What the exercise asks
Set the listing down again in full, word for word, with the pictures left out.

start Supplied records

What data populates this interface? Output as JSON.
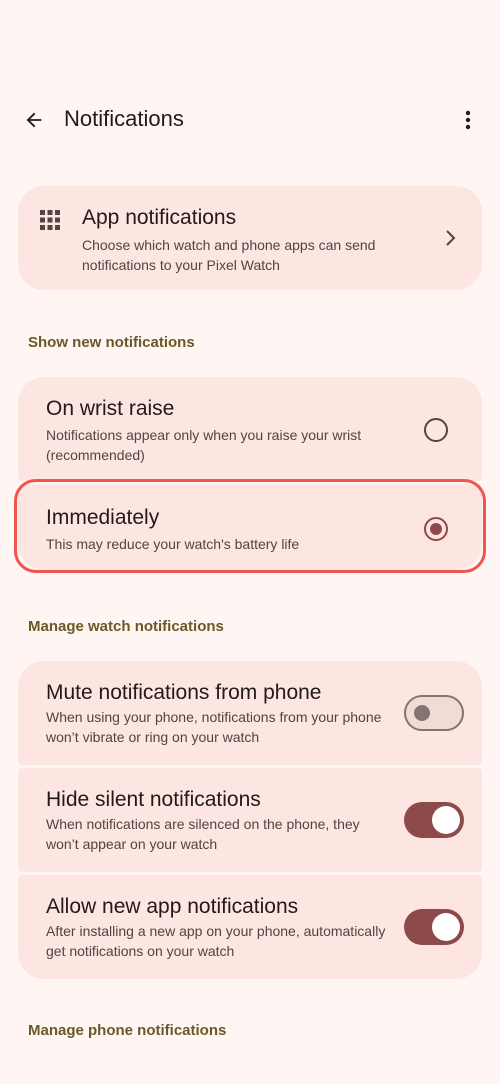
{
  "header": {
    "title": "Notifications",
    "back_icon": "arrow-back-icon",
    "more_icon": "more-vert-icon"
  },
  "app_notifications": {
    "title": "App notifications",
    "subtitle": "Choose which watch and phone apps can send notifications to your Pixel Watch",
    "icon": "apps-grid-icon"
  },
  "show_new": {
    "header": "Show new notifications",
    "options": [
      {
        "title": "On wrist raise",
        "subtitle": "Notifications appear only when you raise your wrist (recommended)",
        "selected": false
      },
      {
        "title": "Immediately",
        "subtitle": "This may reduce your watch's battery life",
        "selected": true
      }
    ]
  },
  "manage_watch": {
    "header": "Manage watch notifications",
    "items": [
      {
        "title": "Mute notifications from phone",
        "subtitle": "When using your phone, notifications from your phone won’t vibrate or ring on your watch",
        "enabled": false
      },
      {
        "title": "Hide silent notifications",
        "subtitle": "When notifications are silenced on the phone, they won’t appear on your watch",
        "enabled": true
      },
      {
        "title": "Allow new app notifications",
        "subtitle": "After installing a new app on your phone, automatically get notifications on your watch",
        "enabled": true
      }
    ]
  },
  "manage_phone": {
    "header": "Manage phone notifications"
  },
  "colors": {
    "background": "#fff6f4",
    "card": "#fde5e1",
    "accent": "#8c4a4a",
    "section_header": "#6b5827",
    "highlight": "#f0544e"
  }
}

end Supplied records

Response to this task
What data populates this interface? Output as JSON.
{
  "header": {
    "title": "Notifications",
    "back_icon": "arrow-back-icon",
    "more_icon": "more-vert-icon"
  },
  "app_notifications": {
    "title": "App notifications",
    "subtitle": "Choose which watch and phone apps can send notifications to your Pixel Watch",
    "icon": "apps-grid-icon"
  },
  "show_new": {
    "header": "Show new notifications",
    "options": [
      {
        "title": "On wrist raise",
        "subtitle": "Notifications appear only when you raise your wrist (recommended)",
        "selected": false
      },
      {
        "title": "Immediately",
        "subtitle": "This may reduce your watch's battery life",
        "selected": true
      }
    ]
  },
  "manage_watch": {
    "header": "Manage watch notifications",
    "items": [
      {
        "title": "Mute notifications from phone",
        "subtitle": "When using your phone, notifications from your phone won’t vibrate or ring on your watch",
        "enabled": false
      },
      {
        "title": "Hide silent notifications",
        "subtitle": "When notifications are silenced on the phone, they won’t appear on your watch",
        "enabled": true
      },
      {
        "title": "Allow new app notifications",
        "subtitle": "After installing a new app on your phone, automatically get notifications on your watch",
        "enabled": true
      }
    ]
  },
  "manage_phone": {
    "header": "Manage phone notifications"
  },
  "colors": {
    "background": "#fff6f4",
    "card": "#fde5e1",
    "accent": "#8c4a4a",
    "section_header": "#6b5827",
    "highlight": "#f0544e"
  }
}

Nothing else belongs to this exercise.